■ Given records:

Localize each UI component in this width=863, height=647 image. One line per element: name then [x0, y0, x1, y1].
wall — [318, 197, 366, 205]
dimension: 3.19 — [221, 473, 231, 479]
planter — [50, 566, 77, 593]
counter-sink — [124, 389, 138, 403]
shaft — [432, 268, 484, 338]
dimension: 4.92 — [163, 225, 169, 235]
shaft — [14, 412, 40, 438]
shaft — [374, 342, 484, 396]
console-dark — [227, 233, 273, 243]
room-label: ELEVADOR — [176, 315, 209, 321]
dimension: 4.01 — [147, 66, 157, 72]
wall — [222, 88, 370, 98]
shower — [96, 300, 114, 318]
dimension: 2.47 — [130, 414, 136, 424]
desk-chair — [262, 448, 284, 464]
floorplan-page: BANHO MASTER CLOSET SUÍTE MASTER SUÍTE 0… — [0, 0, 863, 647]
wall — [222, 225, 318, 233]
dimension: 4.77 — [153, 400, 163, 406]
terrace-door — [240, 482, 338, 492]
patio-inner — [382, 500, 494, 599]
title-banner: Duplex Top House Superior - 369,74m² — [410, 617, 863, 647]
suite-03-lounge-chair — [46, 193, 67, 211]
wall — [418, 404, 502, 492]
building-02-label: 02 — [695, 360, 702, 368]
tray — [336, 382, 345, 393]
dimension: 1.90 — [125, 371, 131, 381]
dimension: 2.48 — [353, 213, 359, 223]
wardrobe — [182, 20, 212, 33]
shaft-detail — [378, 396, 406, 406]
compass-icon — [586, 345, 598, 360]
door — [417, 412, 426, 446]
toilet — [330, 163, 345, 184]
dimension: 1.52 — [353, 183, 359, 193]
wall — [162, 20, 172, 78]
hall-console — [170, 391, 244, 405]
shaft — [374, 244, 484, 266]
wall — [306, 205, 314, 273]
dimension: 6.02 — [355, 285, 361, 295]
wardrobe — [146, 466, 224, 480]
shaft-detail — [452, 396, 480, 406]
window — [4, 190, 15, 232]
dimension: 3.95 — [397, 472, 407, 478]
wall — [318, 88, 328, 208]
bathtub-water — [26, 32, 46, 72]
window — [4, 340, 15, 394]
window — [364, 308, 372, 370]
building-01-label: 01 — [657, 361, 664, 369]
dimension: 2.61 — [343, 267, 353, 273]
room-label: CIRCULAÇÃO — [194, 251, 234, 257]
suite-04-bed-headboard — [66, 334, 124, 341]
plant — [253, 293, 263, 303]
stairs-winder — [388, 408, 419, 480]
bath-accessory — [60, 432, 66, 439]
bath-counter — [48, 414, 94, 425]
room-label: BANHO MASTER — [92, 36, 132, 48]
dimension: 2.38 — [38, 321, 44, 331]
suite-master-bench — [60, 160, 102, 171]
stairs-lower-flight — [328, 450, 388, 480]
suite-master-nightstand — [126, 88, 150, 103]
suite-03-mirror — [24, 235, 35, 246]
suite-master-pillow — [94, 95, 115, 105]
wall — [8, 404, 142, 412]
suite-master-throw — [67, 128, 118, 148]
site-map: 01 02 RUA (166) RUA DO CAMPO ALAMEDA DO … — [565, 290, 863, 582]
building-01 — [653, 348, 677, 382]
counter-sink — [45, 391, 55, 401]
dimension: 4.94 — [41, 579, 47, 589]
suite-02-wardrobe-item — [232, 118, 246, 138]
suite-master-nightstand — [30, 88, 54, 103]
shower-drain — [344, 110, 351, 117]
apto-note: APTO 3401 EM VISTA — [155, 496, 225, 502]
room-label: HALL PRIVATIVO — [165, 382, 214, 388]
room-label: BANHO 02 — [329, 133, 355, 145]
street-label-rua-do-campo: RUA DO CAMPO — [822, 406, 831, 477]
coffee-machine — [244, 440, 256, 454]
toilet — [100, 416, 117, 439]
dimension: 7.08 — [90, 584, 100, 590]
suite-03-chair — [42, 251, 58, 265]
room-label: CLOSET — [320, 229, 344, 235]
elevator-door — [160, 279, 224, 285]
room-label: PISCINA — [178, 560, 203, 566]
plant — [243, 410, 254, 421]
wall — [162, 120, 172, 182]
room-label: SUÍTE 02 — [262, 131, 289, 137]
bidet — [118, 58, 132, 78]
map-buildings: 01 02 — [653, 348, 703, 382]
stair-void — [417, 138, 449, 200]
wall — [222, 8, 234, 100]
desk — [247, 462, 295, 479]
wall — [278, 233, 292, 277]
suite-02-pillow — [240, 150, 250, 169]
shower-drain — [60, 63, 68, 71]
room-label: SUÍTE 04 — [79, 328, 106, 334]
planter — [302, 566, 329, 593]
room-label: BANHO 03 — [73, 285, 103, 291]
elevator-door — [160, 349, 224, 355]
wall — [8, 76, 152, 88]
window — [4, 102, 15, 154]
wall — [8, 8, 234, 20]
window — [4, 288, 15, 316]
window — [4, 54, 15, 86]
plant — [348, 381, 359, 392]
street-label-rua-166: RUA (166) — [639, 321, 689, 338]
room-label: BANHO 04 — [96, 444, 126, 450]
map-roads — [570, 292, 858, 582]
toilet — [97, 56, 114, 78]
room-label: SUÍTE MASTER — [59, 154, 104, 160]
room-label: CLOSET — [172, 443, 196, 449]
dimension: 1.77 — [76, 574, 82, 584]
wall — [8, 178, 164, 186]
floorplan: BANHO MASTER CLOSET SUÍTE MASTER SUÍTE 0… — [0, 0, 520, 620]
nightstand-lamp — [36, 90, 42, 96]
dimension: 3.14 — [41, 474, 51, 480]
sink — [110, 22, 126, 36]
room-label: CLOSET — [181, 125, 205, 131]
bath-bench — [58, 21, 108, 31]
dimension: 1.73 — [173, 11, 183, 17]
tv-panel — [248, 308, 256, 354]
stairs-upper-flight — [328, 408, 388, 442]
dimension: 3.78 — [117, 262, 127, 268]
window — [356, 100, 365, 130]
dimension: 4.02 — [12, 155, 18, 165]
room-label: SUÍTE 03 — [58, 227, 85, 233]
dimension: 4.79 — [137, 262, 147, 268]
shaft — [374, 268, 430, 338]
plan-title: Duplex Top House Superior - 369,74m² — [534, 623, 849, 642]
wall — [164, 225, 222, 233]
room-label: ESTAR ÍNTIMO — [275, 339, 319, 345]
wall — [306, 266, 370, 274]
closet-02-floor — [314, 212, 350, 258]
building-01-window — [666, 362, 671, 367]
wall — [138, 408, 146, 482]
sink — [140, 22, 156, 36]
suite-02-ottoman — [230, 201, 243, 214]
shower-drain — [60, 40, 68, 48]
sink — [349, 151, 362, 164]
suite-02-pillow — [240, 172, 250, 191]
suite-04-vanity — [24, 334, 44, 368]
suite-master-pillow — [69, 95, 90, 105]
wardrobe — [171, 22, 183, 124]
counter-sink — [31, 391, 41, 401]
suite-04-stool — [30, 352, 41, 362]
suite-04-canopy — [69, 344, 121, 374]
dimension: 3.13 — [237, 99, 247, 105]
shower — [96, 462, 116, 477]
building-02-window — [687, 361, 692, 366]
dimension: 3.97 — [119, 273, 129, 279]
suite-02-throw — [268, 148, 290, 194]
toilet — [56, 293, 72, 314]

■ Work to complete:
Put every line of the data above into a numbered list, leaving out any blank lines.

■ Task result:
1. Localize each UI component in this width=863, height=647 image. One line per element: name then [x0, y0, x1, y1].
2. wall — [318, 197, 366, 205]
3. dimension: 3.19 — [221, 473, 231, 479]
4. planter — [50, 566, 77, 593]
5. counter-sink — [124, 389, 138, 403]
6. shaft — [432, 268, 484, 338]
7. dimension: 4.92 — [163, 225, 169, 235]
8. shaft — [14, 412, 40, 438]
9. shaft — [374, 342, 484, 396]
10. console-dark — [227, 233, 273, 243]
11. room-label: ELEVADOR — [176, 315, 209, 321]
12. dimension: 4.01 — [147, 66, 157, 72]
13. wall — [222, 88, 370, 98]
14. shower — [96, 300, 114, 318]
15. dimension: 2.47 — [130, 414, 136, 424]
16. desk-chair — [262, 448, 284, 464]
17. floorplan-page: BANHO MASTER CLOSET SUÍTE MASTER SUÍTE 0… — [0, 0, 863, 647]
18. wall — [222, 225, 318, 233]
19. dimension: 4.77 — [153, 400, 163, 406]
20. terrace-door — [240, 482, 338, 492]
21. patio-inner — [382, 500, 494, 599]
22. title-banner: Duplex Top House Superior - 369,74m² — [410, 617, 863, 647]
23. suite-03-lounge-chair — [46, 193, 67, 211]
24. wall — [418, 404, 502, 492]
25. building-02-label: 02 — [695, 360, 702, 368]
26. tray — [336, 382, 345, 393]
27. dimension: 1.90 — [125, 371, 131, 381]
28. dimension: 2.48 — [353, 213, 359, 223]
29. wardrobe — [182, 20, 212, 33]
30. shaft-detail — [378, 396, 406, 406]
31. compass-icon — [586, 345, 598, 360]
32. door — [417, 412, 426, 446]
33. toilet — [330, 163, 345, 184]
34. dimension: 1.52 — [353, 183, 359, 193]
35. wall — [162, 20, 172, 78]
36. hall-console — [170, 391, 244, 405]
37. shaft — [374, 244, 484, 266]
38. wall — [306, 205, 314, 273]
39. dimension: 6.02 — [355, 285, 361, 295]
40. wardrobe — [146, 466, 224, 480]
41. shaft-detail — [452, 396, 480, 406]
42. window — [4, 190, 15, 232]
43. dimension: 3.95 — [397, 472, 407, 478]
44. wall — [318, 88, 328, 208]
45. bathtub-water — [26, 32, 46, 72]
46. window — [4, 340, 15, 394]
47. window — [364, 308, 372, 370]
48. building-01-label: 01 — [657, 361, 664, 369]
49. dimension: 2.61 — [343, 267, 353, 273]
50. room-label: CIRCULAÇÃO — [194, 251, 234, 257]
51. suite-04-bed-headboard — [66, 334, 124, 341]
52. plant — [253, 293, 263, 303]
53. stairs-winder — [388, 408, 419, 480]
54. bath-accessory — [60, 432, 66, 439]
55. bath-counter — [48, 414, 94, 425]
56. room-label: BANHO MASTER — [92, 36, 132, 48]
57. dimension: 2.38 — [38, 321, 44, 331]
58. suite-master-bench — [60, 160, 102, 171]
59. stairs-lower-flight — [328, 450, 388, 480]
60. suite-master-nightstand — [126, 88, 150, 103]
61. suite-03-mirror — [24, 235, 35, 246]
62. suite-master-pillow — [94, 95, 115, 105]
63. wall — [8, 404, 142, 412]
64. suite-master-throw — [67, 128, 118, 148]
65. site-map: 01 02 RUA (166) RUA DO CAMPO ALAMEDA DO … — [565, 290, 863, 582]
66. building-01 — [653, 348, 677, 382]
67. counter-sink — [45, 391, 55, 401]
68. dimension: 4.94 — [41, 579, 47, 589]
69. suite-02-wardrobe-item — [232, 118, 246, 138]
70. suite-master-nightstand — [30, 88, 54, 103]
71. shower-drain — [344, 110, 351, 117]
72. apto-note: APTO 3401 EM VISTA — [155, 496, 225, 502]
73. room-label: HALL PRIVATIVO — [165, 382, 214, 388]
74. room-label: BANHO 02 — [329, 133, 355, 145]
75. street-label-rua-do-campo: RUA DO CAMPO — [822, 406, 831, 477]
76. coffee-machine — [244, 440, 256, 454]
77. toilet — [100, 416, 117, 439]
78. dimension: 7.08 — [90, 584, 100, 590]
79. suite-03-chair — [42, 251, 58, 265]
80. room-label: CLOSET — [320, 229, 344, 235]
81. elevator-door — [160, 279, 224, 285]
82. room-label: PISCINA — [178, 560, 203, 566]
83. plant — [243, 410, 254, 421]
84. wall — [162, 120, 172, 182]
85. room-label: SUÍTE 02 — [262, 131, 289, 137]
86. bidet — [118, 58, 132, 78]
87. map-buildings: 01 02 — [653, 348, 703, 382]
88. stair-void — [417, 138, 449, 200]
89. wall — [222, 8, 234, 100]
90. desk — [247, 462, 295, 479]
91. wall — [278, 233, 292, 277]
92. suite-02-pillow — [240, 150, 250, 169]
93. shower-drain — [60, 63, 68, 71]
94. room-label: SUÍTE 04 — [79, 328, 106, 334]
95. planter — [302, 566, 329, 593]
96. room-label: BANHO 03 — [73, 285, 103, 291]
97. elevator-door — [160, 349, 224, 355]
98. wall — [8, 76, 152, 88]
99. window — [4, 102, 15, 154]
100. wall — [8, 8, 234, 20]
101. window — [4, 288, 15, 316]
102. window — [4, 54, 15, 86]
103. plant — [348, 381, 359, 392]
104. street-label-rua-166: RUA (166) — [639, 321, 689, 338]
105. room-label: BANHO 04 — [96, 444, 126, 450]
106. map-roads — [570, 292, 858, 582]
107. toilet — [97, 56, 114, 78]
108. room-label: SUÍTE MASTER — [59, 154, 104, 160]
109. room-label: CLOSET — [172, 443, 196, 449]
110. dimension: 1.77 — [76, 574, 82, 584]
111. wall — [8, 178, 164, 186]
112. floorplan: BANHO MASTER CLOSET SUÍTE MASTER SUÍTE 0… — [0, 0, 520, 620]
113. nightstand-lamp — [36, 90, 42, 96]
114. dimension: 3.14 — [41, 474, 51, 480]
115. sink — [110, 22, 126, 36]
116. room-label: CLOSET — [181, 125, 205, 131]
117. bath-bench — [58, 21, 108, 31]
118. dimension: 1.73 — [173, 11, 183, 17]
119. tv-panel — [248, 308, 256, 354]
120. stairs-upper-flight — [328, 408, 388, 442]
121. dimension: 3.78 — [117, 262, 127, 268]
122. window — [356, 100, 365, 130]
123. dimension: 4.02 — [12, 155, 18, 165]
124. room-label: SUÍTE 03 — [58, 227, 85, 233]
125. dimension: 4.79 — [137, 262, 147, 268]
126. shaft — [374, 268, 430, 338]
127. plan-title: Duplex Top House Superior - 369,74m² — [534, 623, 849, 642]
128. wall — [164, 225, 222, 233]
129. room-label: ESTAR ÍNTIMO — [275, 339, 319, 345]
130. wall — [306, 266, 370, 274]
131. closet-02-floor — [314, 212, 350, 258]
132. building-01-window — [666, 362, 671, 367]
133. wall — [138, 408, 146, 482]
134. sink — [140, 22, 156, 36]
135. suite-02-ottoman — [230, 201, 243, 214]
136. shower-drain — [60, 40, 68, 48]
137. sink — [349, 151, 362, 164]
138. suite-02-pillow — [240, 172, 250, 191]
139. suite-04-vanity — [24, 334, 44, 368]
140. suite-master-pillow — [69, 95, 90, 105]
141. wardrobe — [171, 22, 183, 124]
142. counter-sink — [31, 391, 41, 401]
143. suite-04-stool — [30, 352, 41, 362]
144. suite-04-canopy — [69, 344, 121, 374]
145. dimension: 3.13 — [237, 99, 247, 105]
146. shower — [96, 462, 116, 477]
147. building-02-window — [687, 361, 692, 366]
148. dimension: 3.97 — [119, 273, 129, 279]
149. suite-02-throw — [268, 148, 290, 194]
150. toilet — [56, 293, 72, 314]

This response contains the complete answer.